DATA FOR THIS TASK =>
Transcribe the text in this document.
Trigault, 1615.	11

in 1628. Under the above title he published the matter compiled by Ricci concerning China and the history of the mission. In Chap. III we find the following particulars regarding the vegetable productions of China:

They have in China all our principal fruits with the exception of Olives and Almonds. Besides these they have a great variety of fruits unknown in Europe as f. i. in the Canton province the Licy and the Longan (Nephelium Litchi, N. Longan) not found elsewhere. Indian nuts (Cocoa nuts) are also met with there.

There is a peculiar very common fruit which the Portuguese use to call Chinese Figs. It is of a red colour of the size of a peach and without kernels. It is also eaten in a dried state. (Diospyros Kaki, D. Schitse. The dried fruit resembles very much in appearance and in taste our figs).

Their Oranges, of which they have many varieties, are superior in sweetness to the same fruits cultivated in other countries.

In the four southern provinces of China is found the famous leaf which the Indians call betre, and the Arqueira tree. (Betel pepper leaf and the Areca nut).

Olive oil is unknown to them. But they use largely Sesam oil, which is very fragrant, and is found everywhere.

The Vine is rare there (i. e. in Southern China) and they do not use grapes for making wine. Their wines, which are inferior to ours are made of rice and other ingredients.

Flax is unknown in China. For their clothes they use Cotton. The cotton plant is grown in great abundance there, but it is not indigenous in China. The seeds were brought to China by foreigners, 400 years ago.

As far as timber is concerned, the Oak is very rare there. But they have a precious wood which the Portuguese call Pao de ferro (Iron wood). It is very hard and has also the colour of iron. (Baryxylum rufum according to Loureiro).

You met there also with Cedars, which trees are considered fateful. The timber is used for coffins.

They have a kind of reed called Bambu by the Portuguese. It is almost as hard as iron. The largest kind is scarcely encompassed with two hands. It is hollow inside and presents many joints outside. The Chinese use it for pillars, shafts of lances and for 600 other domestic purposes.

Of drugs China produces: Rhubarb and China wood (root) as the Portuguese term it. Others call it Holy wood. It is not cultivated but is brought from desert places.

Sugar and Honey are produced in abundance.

WHAT THIS TASK INVOLVES => Return the lines above exactly, keeping every word.

SOLUTION TO THIS PROBLEM =>
Transcribe the text in this document.
Trigault, 1615.	11

in 1628. Under the above title he published the matter compiled by Ricci concerning China and the history of the mission. In Chap. III we find the following particulars regarding the vegetable productions of China:

They have in China all our principal fruits with the exception of Olives and Almonds. Besides these they have a great variety of fruits unknown in Europe as f. i. in the Canton province the Licy and the Longan (Nephelium Litchi, N. Longan) not found elsewhere. Indian nuts (Cocoa nuts) are also met with there.

There is a peculiar very common fruit which the Portuguese use to call Chinese Figs. It is of a red colour of the size of a peach and without kernels. It is also eaten in a dried state. (Diospyros Kaki, D. Schitse. The dried fruit resembles very much in appearance and in taste our figs).

Their Oranges, of which they have many varieties, are superior in sweetness to the same fruits cultivated in other countries.

In the four southern provinces of China is found the famous leaf which the Indians call betre, and the Arqueira tree. (Betel pepper leaf and the Areca nut).

Olive oil is unknown to them. But they use largely Sesam oil, which is very fragrant, and is found everywhere.

The Vine is rare there (i. e. in Southern China) and they do not use grapes for making wine. Their wines, which are inferior to ours are made of rice and other ingredients.

Flax is unknown in China. For their clothes they use Cotton. The cotton plant is grown in great abundance there, but it is not indigenous in China. The seeds were brought to China by foreigners, 400 years ago.

As far as timber is concerned, the Oak is very rare there. But they have a precious wood which the Portuguese call Pao de ferro (Iron wood). It is very hard and has also the colour of iron. (Baryxylum rufum according to Loureiro).

You met there also with Cedars, which trees are considered fateful. The timber is used for coffins.

They have a kind of reed called Bambu by the Portuguese. It is almost as hard as iron. The largest kind is scarcely encompassed with two hands. It is hollow inside and presents many joints outside. The Chinese use it for pillars, shafts of lances and for 600 other domestic purposes.

Of drugs China produces: Rhubarb and China wood (root) as the Portuguese term it. Others call it Holy wood. It is not cultivated but is brought from desert places.

Sugar and Honey are produced in abundance.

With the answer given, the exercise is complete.